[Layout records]
=-=-=

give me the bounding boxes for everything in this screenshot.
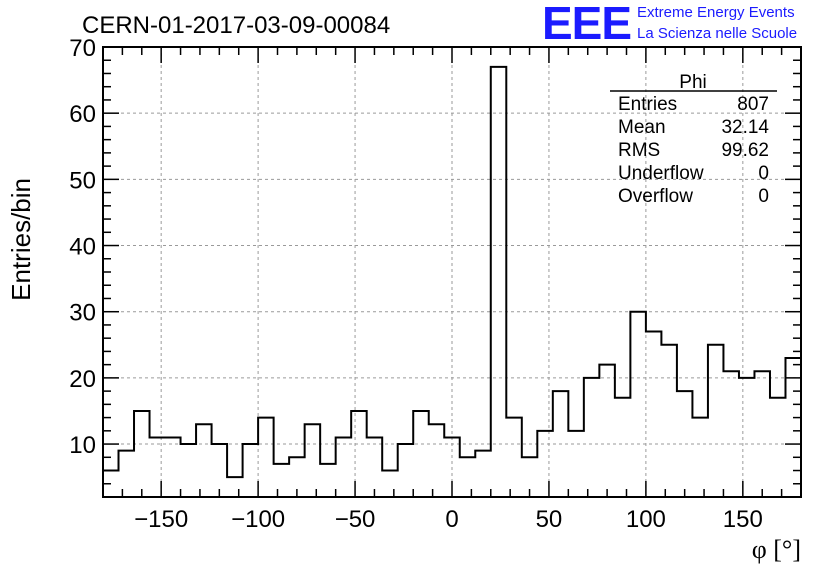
y-tick-label: 20 <box>69 366 96 393</box>
grid-lines <box>103 46 801 497</box>
stats-value: 32.14 <box>721 117 769 138</box>
stats-label: Underflow <box>618 163 704 184</box>
stats-label: Entries <box>618 94 677 115</box>
y-tick-labels: 10 20 30 40 50 60 70 <box>69 35 96 459</box>
x-tick-label: 0 <box>445 506 458 533</box>
y-axis-label: Entries/bin <box>6 178 36 301</box>
x-tick-label: 100 <box>626 506 666 533</box>
stats-title: Phi <box>679 72 706 93</box>
stats-label: Overflow <box>618 186 693 207</box>
y-tick-label: 40 <box>69 234 96 261</box>
x-tick-label: −50 <box>335 506 376 533</box>
histogram-outline <box>103 65 802 479</box>
stats-value: 807 <box>737 94 769 115</box>
logo-line-1: Extreme Energy Events <box>637 4 795 21</box>
chart-title: CERN-01-2017-03-09-00084 <box>82 12 390 39</box>
stats-label: Mean <box>618 117 666 138</box>
y-tick-label: 30 <box>69 300 96 327</box>
stats-value: 0 <box>758 186 769 207</box>
y-tick-label: 70 <box>69 35 96 62</box>
x-tick-label: −100 <box>231 506 285 533</box>
axis-ticks <box>102 46 802 498</box>
stats-value: 99.62 <box>721 140 769 161</box>
y-tick-label: 60 <box>69 101 96 128</box>
y-tick-label: 10 <box>69 432 96 459</box>
x-axis-label: φ [°] <box>752 535 801 564</box>
stats-label: RMS <box>618 140 660 161</box>
y-tick-label: 50 <box>69 167 96 194</box>
x-tick-label: 150 <box>723 506 763 533</box>
eee-logo: EEE <box>542 0 632 49</box>
x-tick-labels: −150 −100 −50 0 50 100 150 <box>134 506 763 533</box>
stats-value: 0 <box>758 163 769 184</box>
x-tick-label: 50 <box>536 506 563 533</box>
x-tick-label: −150 <box>134 506 188 533</box>
logo-line-2: La Scienza nelle Scuole <box>637 25 798 42</box>
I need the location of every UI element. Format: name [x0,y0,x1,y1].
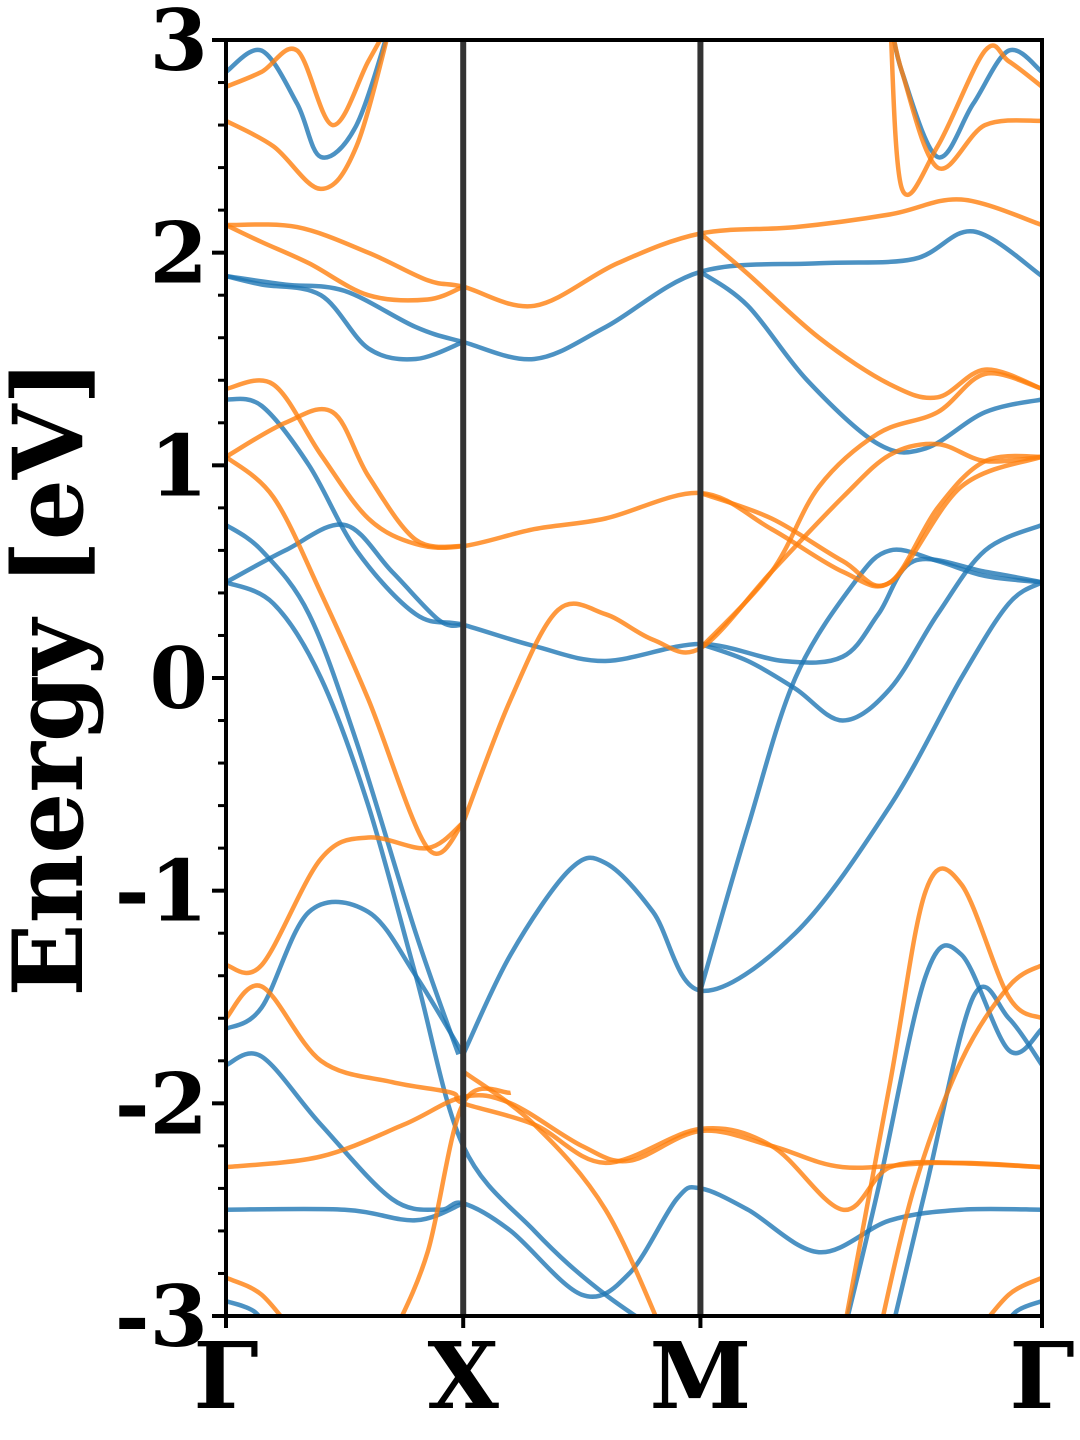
band-line-13 [226,1298,262,1316]
band-line-21 [698,231,1042,401]
band-line-30 [226,1093,1042,1171]
band-line-27 [698,371,1042,650]
band-line-28 [226,820,465,976]
band-line-26 [461,441,1042,824]
band-line-23 [226,406,464,550]
y-tick-label: 0 [150,629,208,728]
bands-group [226,40,1042,1316]
y-tick-label: 2 [150,204,208,303]
y-axis-ticks: -3 -2 -1 0 1 2 3 [115,0,226,1366]
band-line-17 [226,40,388,160]
band-line-39 [888,40,1042,198]
x-tick-label: Γ [1009,1322,1074,1430]
band-line-38 [226,40,389,192]
y-axis-label: Energy [eV] [0,359,105,996]
band-line-4 [226,522,464,628]
y-tick-label: -3 [115,1267,208,1366]
band-line-0 [226,229,1042,362]
band-line-15 [845,943,1042,1316]
band-line-8 [698,547,1042,992]
y-tick-label: -2 [115,1054,208,1153]
x-tick-label: Γ [193,1322,258,1430]
band-line-14 [1008,1298,1042,1316]
x-tick-label: M [649,1322,751,1430]
band-line-12 [226,1201,465,1223]
y-tick-label: 3 [150,0,208,90]
band-line-7 [461,580,1042,1056]
band-line-37 [226,40,383,128]
band-line-16 [892,984,1042,1316]
band-line-2 [699,269,1042,455]
band-line-1 [226,273,465,362]
band-line-34 [226,1275,284,1316]
band-line-36 [399,1086,512,1316]
band-line-11 [226,1051,1042,1299]
band-line-40 [891,40,1042,171]
band-line-24 [699,454,1042,589]
band-line-25 [226,455,465,856]
band-line-31 [461,1069,659,1316]
plot-frame [224,38,1044,1318]
band-line-29 [226,983,1042,1212]
x-tick-label: X [428,1322,500,1430]
band-line-32 [880,963,1042,1316]
band-line-35 [986,1275,1042,1316]
band-line-22 [226,378,1042,589]
band-line-9 [699,522,1042,723]
band-line-19 [226,197,1042,309]
band-line-20 [226,222,465,303]
high-symmetry-lines [460,40,704,1316]
y-tick-label: -1 [115,842,208,941]
band-line-33 [844,866,1042,1316]
band-line-10 [226,899,466,1056]
y-tick-label: 1 [150,416,208,515]
band-line-5 [226,523,461,1056]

=-=-=

Exercise task:
Copy down, unchanged, the lines of the material above from the line containing "y-tick-label: 20 <box>69 366 96 393</box>" to the line containing "axis-ticks <box>102 46 802 498</box>", including both of those lines.

Answer to the task:
y-tick-label: 20 <box>69 366 96 393</box>
grid-lines <box>103 46 801 497</box>
stats-value: 32.14 <box>721 117 769 138</box>
stats-label: Underflow <box>618 163 704 184</box>
stats-label: Entries <box>618 94 677 115</box>
y-tick-labels: 10 20 30 40 50 60 70 <box>69 35 96 459</box>
x-tick-label: 0 <box>445 506 458 533</box>
y-axis-label: Entries/bin <box>6 178 36 301</box>
x-tick-label: 100 <box>626 506 666 533</box>
stats-title: Phi <box>679 72 706 93</box>
stats-label: Overflow <box>618 186 693 207</box>
y-tick-label: 40 <box>69 234 96 261</box>
x-tick-label: −50 <box>335 506 376 533</box>
histogram-outline <box>103 65 802 479</box>
stats-value: 807 <box>737 94 769 115</box>
logo-line-1: Extreme Energy Events <box>637 4 795 21</box>
chart-title: CERN-01-2017-03-09-00084 <box>82 12 390 39</box>
stats-label: Mean <box>618 117 666 138</box>
y-tick-label: 30 <box>69 300 96 327</box>
stats-value: 0 <box>758 186 769 207</box>
y-tick-label: 70 <box>69 35 96 62</box>
x-tick-label: −100 <box>231 506 285 533</box>
axis-ticks <box>102 46 802 498</box>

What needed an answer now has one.